━━ Dataset records ━━

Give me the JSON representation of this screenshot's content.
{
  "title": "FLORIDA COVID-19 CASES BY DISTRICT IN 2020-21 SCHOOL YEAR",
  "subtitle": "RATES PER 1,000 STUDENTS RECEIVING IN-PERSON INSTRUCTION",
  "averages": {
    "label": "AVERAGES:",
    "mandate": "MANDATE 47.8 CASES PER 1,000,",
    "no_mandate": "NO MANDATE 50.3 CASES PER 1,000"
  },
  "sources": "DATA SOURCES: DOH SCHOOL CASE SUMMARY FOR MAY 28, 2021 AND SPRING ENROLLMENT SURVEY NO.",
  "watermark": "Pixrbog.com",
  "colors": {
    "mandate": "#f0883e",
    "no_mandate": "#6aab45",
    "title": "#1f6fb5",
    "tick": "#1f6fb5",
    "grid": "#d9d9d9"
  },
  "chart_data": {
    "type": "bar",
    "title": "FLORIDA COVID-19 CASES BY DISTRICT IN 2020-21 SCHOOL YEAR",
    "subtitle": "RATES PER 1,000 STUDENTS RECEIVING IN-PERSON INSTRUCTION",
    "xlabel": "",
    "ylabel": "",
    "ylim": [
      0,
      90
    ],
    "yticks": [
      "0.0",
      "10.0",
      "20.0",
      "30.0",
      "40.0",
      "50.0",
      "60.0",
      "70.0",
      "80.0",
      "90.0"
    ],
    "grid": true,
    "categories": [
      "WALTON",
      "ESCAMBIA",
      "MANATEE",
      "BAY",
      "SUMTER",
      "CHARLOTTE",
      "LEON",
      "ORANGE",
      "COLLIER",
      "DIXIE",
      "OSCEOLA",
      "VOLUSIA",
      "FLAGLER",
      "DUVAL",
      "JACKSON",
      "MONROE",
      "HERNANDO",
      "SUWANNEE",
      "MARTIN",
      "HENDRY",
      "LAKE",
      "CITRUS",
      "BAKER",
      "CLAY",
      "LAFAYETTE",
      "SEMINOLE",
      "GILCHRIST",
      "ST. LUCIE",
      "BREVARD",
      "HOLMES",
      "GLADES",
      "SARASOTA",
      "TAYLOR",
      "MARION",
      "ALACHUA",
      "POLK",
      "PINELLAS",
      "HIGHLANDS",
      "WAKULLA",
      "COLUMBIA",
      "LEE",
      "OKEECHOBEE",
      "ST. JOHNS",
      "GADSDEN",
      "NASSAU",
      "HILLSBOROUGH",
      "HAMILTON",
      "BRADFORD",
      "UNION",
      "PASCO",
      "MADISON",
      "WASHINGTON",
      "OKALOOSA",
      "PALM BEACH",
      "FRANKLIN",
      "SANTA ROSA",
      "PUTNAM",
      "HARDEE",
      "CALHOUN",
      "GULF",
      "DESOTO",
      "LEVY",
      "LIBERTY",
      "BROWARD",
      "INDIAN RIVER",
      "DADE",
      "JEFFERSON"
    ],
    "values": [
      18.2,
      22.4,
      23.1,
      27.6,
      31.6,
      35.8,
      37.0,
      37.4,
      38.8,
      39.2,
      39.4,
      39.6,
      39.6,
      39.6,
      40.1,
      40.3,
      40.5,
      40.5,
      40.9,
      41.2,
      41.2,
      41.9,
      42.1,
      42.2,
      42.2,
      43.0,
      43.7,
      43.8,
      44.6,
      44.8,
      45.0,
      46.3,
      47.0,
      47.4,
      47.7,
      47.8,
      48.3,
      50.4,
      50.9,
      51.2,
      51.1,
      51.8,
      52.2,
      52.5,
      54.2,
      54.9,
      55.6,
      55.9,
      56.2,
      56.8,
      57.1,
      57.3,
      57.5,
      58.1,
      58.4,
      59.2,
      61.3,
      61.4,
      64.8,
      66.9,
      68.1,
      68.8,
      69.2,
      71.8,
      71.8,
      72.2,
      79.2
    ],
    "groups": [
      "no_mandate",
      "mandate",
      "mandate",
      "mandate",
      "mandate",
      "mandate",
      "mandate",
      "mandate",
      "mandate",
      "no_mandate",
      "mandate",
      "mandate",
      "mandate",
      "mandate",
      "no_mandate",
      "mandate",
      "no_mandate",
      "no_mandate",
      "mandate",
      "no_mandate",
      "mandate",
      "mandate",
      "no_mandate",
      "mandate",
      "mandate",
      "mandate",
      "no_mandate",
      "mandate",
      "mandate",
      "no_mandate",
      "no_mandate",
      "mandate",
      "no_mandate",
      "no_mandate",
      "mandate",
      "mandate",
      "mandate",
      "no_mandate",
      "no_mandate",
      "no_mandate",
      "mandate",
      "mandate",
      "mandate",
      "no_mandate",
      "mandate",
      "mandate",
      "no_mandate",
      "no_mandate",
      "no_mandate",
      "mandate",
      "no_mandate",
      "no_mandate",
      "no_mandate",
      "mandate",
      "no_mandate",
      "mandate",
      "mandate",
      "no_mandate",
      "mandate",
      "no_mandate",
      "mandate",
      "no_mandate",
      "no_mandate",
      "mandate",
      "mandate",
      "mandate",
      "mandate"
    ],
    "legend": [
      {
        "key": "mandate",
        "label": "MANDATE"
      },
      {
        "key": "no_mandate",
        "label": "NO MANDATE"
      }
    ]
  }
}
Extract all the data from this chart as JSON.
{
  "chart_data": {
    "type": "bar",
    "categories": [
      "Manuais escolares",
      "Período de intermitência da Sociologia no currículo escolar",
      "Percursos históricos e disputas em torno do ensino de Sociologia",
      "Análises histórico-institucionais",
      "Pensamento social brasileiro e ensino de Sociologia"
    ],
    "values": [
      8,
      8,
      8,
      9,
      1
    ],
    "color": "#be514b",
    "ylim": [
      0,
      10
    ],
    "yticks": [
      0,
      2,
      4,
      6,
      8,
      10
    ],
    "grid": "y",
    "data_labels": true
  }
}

━━━

#### [Requirement]
Identify lines with the string "JSON". Copy each one.

#### [Result]
Give me the JSON representation of this screenshot's content.
Extract all the data from this chart as JSON.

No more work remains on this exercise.